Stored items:
┌────────
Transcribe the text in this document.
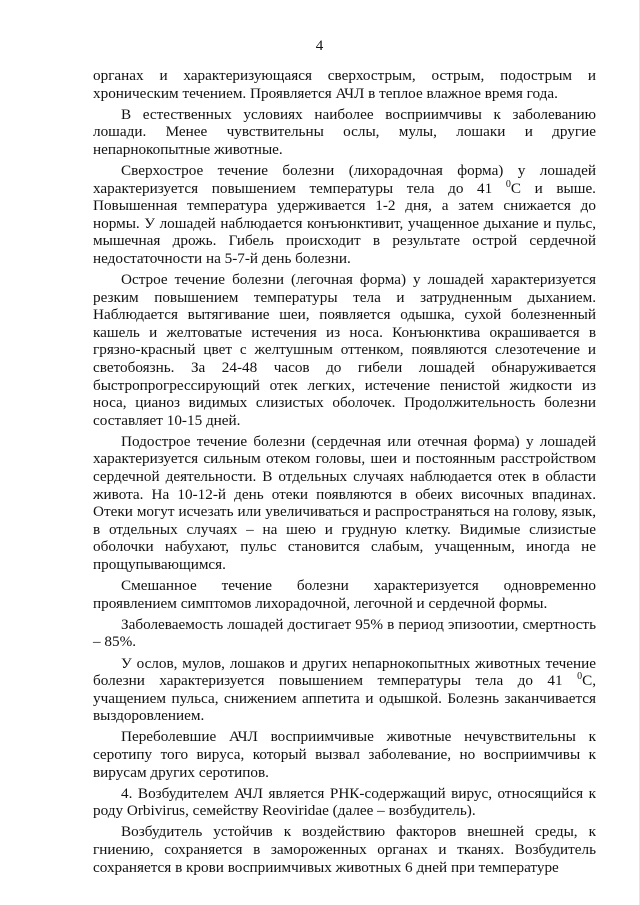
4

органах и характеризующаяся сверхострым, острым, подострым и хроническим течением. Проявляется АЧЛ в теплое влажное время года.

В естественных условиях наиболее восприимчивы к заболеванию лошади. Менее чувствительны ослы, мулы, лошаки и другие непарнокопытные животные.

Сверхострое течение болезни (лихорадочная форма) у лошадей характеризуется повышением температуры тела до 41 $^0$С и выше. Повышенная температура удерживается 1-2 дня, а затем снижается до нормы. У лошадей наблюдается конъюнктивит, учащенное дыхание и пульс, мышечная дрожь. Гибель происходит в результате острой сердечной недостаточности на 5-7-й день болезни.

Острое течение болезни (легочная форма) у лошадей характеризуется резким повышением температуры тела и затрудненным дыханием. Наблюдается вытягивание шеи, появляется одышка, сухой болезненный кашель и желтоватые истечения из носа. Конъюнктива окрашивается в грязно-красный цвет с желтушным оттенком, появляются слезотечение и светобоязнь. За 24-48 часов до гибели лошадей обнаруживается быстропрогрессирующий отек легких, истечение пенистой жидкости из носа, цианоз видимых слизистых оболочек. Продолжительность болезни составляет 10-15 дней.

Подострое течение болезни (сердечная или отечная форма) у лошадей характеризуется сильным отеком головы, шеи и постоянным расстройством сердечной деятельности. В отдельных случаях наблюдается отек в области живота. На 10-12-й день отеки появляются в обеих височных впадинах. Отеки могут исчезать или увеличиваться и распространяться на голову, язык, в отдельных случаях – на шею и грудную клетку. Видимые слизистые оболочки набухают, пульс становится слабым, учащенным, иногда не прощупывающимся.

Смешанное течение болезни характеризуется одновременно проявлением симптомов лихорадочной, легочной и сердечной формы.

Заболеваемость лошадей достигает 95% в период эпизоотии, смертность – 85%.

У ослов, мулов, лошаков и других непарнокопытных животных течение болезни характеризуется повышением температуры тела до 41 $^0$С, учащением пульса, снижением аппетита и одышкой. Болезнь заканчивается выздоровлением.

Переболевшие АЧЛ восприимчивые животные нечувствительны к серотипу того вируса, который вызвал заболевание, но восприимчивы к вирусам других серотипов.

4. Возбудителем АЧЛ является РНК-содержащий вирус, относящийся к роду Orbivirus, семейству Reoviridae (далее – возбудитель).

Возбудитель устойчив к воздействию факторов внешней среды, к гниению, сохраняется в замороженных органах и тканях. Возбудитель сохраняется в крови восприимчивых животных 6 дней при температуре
└────────
→ Task requirements
Among the lines above, find those holding "органах" and copy each one.

→ Response area
органах и характеризующаяся сверхострым, острым, подострым и хроническим течением. Проявляется АЧЛ в теплое влажное время года.
Возбудитель устойчив к воздействию факторов внешней среды, к гниению, сохраняется в замороженных органах и тканях. Возбудитель сохраняется в крови восприимчивых животных 6 дней при температуре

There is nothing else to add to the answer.